---------- Record list ----------

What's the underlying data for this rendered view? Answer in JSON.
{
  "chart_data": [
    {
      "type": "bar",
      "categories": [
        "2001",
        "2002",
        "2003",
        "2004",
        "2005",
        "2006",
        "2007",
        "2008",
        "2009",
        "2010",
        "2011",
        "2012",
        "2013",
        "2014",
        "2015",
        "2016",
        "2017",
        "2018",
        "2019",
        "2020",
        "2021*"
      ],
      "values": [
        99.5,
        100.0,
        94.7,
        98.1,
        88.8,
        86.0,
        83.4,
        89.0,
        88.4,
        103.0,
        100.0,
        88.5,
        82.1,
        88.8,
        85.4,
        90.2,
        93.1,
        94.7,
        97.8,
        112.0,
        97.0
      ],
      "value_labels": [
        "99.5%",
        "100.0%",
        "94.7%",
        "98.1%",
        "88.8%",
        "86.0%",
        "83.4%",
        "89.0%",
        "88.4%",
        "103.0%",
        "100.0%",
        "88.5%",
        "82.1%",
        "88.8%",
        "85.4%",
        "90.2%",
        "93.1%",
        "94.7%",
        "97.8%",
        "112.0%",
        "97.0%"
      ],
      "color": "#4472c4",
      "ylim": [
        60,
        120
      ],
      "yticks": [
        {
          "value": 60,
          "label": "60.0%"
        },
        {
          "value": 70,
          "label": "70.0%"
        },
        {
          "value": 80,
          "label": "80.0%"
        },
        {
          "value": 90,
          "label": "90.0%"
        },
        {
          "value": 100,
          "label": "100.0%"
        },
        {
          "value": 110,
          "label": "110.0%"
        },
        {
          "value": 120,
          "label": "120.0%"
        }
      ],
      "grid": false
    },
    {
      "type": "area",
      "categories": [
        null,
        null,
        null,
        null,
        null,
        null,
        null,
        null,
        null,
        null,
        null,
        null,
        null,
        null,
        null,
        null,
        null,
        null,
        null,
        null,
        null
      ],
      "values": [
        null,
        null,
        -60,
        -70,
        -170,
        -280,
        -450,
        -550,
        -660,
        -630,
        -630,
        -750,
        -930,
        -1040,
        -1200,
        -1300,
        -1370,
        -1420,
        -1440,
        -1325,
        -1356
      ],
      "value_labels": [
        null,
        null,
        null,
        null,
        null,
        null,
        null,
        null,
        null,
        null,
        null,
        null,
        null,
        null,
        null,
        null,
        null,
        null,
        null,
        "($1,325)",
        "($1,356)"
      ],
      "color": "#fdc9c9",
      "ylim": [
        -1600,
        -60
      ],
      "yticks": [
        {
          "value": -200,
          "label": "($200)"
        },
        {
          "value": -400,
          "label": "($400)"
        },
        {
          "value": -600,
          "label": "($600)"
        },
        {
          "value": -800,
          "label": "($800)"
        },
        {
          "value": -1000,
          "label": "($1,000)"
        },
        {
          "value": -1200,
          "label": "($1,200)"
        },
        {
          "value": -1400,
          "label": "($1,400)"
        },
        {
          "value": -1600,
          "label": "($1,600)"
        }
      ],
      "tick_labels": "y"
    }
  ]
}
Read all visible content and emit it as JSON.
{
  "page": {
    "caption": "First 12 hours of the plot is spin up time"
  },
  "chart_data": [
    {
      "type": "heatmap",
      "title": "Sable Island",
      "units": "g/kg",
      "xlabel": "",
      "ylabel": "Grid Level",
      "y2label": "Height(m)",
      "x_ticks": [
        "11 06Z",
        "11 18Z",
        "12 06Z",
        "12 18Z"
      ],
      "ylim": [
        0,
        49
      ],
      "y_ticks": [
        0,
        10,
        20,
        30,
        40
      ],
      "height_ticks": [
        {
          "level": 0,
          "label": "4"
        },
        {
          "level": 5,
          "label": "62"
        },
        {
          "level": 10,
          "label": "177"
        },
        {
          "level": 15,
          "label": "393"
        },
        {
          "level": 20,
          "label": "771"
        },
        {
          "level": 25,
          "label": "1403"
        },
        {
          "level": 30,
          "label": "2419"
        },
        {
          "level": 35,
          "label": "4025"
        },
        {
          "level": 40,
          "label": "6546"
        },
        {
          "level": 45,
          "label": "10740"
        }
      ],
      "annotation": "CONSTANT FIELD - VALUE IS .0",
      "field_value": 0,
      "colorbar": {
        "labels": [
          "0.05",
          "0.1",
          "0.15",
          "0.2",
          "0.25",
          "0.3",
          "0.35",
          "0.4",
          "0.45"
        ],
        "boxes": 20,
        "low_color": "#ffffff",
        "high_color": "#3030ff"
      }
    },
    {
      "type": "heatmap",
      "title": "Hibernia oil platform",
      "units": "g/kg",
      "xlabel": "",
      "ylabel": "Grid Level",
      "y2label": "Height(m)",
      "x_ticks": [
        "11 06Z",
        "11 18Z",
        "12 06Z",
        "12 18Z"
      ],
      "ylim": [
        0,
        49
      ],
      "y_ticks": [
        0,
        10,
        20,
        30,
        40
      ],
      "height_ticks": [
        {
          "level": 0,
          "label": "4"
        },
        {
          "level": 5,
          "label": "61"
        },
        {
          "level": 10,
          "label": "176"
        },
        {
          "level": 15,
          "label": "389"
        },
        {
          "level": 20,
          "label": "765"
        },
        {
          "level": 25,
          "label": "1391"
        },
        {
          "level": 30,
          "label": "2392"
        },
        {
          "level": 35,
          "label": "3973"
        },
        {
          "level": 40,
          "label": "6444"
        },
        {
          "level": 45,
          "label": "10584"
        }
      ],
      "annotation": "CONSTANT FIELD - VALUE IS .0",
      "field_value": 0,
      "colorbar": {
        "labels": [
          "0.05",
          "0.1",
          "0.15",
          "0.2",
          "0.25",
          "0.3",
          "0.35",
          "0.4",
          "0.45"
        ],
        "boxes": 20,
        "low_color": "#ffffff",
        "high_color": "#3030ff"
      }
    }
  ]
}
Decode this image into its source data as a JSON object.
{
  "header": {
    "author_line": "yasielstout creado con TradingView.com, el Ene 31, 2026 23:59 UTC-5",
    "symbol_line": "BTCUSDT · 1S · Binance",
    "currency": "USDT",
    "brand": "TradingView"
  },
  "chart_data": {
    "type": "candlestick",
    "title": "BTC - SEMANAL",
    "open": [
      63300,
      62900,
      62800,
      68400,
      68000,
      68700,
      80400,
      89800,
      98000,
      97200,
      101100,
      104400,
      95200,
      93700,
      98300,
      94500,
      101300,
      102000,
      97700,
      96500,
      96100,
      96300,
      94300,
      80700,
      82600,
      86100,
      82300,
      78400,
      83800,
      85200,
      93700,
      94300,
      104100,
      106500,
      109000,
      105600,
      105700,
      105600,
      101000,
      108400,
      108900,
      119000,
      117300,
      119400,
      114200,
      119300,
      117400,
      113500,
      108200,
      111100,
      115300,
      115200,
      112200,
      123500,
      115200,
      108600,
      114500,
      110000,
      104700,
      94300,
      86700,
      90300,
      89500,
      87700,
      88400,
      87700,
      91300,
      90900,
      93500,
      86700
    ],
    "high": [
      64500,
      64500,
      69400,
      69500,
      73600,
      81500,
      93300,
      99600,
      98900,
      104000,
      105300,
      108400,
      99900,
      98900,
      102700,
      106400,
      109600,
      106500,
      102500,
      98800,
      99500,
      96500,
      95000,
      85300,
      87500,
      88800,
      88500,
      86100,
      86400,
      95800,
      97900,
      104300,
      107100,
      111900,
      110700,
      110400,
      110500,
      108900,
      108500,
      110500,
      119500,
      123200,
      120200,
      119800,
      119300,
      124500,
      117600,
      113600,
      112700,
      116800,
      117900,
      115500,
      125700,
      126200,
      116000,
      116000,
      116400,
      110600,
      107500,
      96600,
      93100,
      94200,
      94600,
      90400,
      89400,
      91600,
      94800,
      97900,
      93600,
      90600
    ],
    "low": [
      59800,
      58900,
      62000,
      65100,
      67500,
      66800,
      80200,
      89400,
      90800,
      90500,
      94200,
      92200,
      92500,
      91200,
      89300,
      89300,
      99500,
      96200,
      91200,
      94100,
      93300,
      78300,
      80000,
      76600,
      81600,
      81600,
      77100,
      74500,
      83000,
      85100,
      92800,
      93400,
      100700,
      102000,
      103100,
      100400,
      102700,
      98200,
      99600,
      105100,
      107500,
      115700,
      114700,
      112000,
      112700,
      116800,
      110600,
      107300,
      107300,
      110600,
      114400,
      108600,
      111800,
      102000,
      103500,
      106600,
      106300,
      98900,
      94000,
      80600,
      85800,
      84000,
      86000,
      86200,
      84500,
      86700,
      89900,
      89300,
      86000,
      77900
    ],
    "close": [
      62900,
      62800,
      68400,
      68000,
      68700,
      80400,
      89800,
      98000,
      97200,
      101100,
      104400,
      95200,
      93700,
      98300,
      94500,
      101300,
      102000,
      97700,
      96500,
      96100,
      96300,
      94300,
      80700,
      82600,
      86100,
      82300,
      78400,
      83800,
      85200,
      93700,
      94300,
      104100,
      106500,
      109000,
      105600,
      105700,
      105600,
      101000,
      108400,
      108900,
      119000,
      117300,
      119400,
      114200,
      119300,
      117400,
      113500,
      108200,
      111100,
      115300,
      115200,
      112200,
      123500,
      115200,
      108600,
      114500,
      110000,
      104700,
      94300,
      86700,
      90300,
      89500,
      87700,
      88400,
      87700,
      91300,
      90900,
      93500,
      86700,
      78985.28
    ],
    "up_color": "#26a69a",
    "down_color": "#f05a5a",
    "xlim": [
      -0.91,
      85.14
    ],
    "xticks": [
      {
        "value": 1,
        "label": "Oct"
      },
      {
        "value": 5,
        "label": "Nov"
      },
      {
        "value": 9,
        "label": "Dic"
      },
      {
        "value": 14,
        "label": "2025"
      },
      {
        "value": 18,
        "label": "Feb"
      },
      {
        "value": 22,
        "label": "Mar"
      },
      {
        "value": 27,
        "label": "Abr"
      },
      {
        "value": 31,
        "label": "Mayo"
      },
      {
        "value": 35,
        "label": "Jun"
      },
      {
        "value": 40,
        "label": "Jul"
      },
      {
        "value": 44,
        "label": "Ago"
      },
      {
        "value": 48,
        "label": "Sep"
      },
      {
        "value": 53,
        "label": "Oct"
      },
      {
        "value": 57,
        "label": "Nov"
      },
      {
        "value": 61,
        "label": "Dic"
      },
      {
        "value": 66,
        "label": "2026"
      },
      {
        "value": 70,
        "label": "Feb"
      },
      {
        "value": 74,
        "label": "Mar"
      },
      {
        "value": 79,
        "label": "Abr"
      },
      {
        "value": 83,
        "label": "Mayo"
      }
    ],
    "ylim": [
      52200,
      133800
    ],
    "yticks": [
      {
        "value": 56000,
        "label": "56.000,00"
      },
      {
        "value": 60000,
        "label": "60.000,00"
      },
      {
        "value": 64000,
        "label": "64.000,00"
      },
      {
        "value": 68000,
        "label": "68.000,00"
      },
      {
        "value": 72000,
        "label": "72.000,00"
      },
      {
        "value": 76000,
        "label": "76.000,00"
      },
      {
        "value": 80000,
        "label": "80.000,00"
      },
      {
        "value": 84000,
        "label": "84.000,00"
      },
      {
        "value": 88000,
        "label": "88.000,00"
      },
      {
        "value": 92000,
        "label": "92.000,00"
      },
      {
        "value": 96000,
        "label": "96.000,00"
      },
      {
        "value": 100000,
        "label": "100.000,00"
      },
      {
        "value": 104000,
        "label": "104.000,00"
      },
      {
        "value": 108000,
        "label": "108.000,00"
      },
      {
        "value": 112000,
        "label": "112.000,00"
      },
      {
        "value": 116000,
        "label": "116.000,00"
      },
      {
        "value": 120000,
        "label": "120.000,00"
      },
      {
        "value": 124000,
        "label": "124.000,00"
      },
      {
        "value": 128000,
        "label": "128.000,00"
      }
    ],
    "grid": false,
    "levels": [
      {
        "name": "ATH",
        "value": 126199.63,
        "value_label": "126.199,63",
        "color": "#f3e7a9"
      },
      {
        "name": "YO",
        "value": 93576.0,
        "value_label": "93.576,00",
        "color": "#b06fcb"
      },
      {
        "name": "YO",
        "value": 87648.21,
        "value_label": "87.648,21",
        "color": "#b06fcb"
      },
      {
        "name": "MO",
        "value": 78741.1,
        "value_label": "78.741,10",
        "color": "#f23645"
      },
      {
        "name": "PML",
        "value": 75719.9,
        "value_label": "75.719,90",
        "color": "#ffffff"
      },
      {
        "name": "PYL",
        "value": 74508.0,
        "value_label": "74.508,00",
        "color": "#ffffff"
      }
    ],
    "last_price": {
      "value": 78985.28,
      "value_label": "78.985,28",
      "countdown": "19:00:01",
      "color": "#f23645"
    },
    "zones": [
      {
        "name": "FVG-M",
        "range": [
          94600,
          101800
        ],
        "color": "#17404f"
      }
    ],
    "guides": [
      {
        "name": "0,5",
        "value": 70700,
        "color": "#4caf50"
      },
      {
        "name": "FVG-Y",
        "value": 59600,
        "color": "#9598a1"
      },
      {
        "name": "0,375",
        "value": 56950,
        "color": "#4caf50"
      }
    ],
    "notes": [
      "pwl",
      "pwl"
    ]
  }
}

----------

• **Exercise details**: Each line containing the word "title" counts once; report the total alone.

• **Solution to the problem**: 3